--- start ---

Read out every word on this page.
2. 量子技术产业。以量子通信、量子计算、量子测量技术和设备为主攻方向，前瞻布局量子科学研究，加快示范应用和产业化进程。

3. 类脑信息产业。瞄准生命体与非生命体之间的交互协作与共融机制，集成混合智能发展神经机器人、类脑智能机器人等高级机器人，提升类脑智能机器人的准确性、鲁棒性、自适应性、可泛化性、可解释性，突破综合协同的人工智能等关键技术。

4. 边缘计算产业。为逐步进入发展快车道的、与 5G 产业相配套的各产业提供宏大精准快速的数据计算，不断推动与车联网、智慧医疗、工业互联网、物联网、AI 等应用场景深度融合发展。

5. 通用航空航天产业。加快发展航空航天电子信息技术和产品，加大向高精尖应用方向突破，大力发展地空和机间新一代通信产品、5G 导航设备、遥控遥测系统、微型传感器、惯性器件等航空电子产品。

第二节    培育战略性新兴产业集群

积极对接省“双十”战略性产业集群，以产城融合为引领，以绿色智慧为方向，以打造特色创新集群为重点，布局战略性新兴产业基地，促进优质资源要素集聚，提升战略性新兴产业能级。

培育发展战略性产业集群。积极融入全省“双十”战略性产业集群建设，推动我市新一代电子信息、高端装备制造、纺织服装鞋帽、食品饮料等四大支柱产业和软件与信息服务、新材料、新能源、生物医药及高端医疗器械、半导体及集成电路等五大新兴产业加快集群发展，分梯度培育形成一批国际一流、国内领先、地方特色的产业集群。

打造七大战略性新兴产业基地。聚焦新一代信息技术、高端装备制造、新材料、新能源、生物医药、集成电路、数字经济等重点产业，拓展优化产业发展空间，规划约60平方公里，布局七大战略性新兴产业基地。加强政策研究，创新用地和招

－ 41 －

--- end ---

Retype the material in full, character for character.

Read out every word on this page.
2. 量子技术产业。以量子通信、量子计算、量子测量技术和设备为主攻方向，前瞻布局量子科学研究，加快示范应用和产业化进程。

3. 类脑信息产业。瞄准生命体与非生命体之间的交互协作与共融机制，集成混合智能发展神经机器人、类脑智能机器人等高级机器人，提升类脑智能机器人的准确性、鲁棒性、自适应性、可泛化性、可解释性，突破综合协同的人工智能等关键技术。

4. 边缘计算产业。为逐步进入发展快车道的、与 5G 产业相配套的各产业提供宏大精准快速的数据计算，不断推动与车联网、智慧医疗、工业互联网、物联网、AI 等应用场景深度融合发展。

5. 通用航空航天产业。加快发展航空航天电子信息技术和产品，加大向高精尖应用方向突破，大力发展地空和机间新一代通信产品、5G 导航设备、遥控遥测系统、微型传感器、惯性器件等航空电子产品。

第二节    培育战略性新兴产业集群

积极对接省“双十”战略性产业集群，以产城融合为引领，以绿色智慧为方向，以打造特色创新集群为重点，布局战略性新兴产业基地，促进优质资源要素集聚，提升战略性新兴产业能级。

培育发展战略性产业集群。积极融入全省“双十”战略性产业集群建设，推动我市新一代电子信息、高端装备制造、纺织服装鞋帽、食品饮料等四大支柱产业和软件与信息服务、新材料、新能源、生物医药及高端医疗器械、半导体及集成电路等五大新兴产业加快集群发展，分梯度培育形成一批国际一流、国内领先、地方特色的产业集群。

打造七大战略性新兴产业基地。聚焦新一代信息技术、高端装备制造、新材料、新能源、生物医药、集成电路、数字经济等重点产业，拓展优化产业发展空间，规划约60平方公里，布局七大战略性新兴产业基地。加强政策研究，创新用地和招

－ 41 －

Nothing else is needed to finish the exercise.